* Task prompt *
Go through the entries below and write each one out exactly.

Extracted records
-- start --

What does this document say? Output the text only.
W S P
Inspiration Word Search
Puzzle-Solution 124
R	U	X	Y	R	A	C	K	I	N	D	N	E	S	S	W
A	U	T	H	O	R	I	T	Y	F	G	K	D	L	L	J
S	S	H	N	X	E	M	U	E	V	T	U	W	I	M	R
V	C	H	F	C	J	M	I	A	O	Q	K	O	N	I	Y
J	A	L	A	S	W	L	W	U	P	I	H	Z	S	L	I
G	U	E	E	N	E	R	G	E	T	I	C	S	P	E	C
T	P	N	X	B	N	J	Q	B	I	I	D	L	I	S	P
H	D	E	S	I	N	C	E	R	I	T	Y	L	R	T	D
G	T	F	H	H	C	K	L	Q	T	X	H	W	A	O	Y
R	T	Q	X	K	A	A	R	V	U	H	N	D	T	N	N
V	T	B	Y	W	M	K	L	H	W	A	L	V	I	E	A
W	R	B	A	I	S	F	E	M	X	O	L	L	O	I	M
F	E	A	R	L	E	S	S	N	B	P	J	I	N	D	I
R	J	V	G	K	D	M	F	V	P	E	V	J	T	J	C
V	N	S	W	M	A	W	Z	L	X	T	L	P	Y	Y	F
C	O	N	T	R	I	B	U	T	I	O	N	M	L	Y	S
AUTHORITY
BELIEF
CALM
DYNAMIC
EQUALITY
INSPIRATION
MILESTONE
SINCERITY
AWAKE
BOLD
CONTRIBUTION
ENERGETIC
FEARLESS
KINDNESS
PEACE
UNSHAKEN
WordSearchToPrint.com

-- end --

* Result *
What does this document say? Output the text only.
W S P
Inspiration Word Search
Puzzle-Solution 124
R	U	X	Y	R	A	C	K	I	N	D	N	E	S	S	W
A	U	T	H	O	R	I	T	Y	F	G	K	D	L	L	J
S	S	H	N	X	E	M	U	E	V	T	U	W	I	M	R
V	C	H	F	C	J	M	I	A	O	Q	K	O	N	I	Y
J	A	L	A	S	W	L	W	U	P	I	H	Z	S	L	I
G	U	E	E	N	E	R	G	E	T	I	C	S	P	E	C
T	P	N	X	B	N	J	Q	B	I	I	D	L	I	S	P
H	D	E	S	I	N	C	E	R	I	T	Y	L	R	T	D
G	T	F	H	H	C	K	L	Q	T	X	H	W	A	O	Y
R	T	Q	X	K	A	A	R	V	U	H	N	D	T	N	N
V	T	B	Y	W	M	K	L	H	W	A	L	V	I	E	A
W	R	B	A	I	S	F	E	M	X	O	L	L	O	I	M
F	E	A	R	L	E	S	S	N	B	P	J	I	N	D	I
R	J	V	G	K	D	M	F	V	P	E	V	J	T	J	C
V	N	S	W	M	A	W	Z	L	X	T	L	P	Y	Y	F
C	O	N	T	R	I	B	U	T	I	O	N	M	L	Y	S
AUTHORITY
BELIEF
CALM
DYNAMIC
EQUALITY
INSPIRATION
MILESTONE
SINCERITY
AWAKE
BOLD
CONTRIBUTION
ENERGETIC
FEARLESS
KINDNESS
PEACE
UNSHAKEN
WordSearchToPrint.com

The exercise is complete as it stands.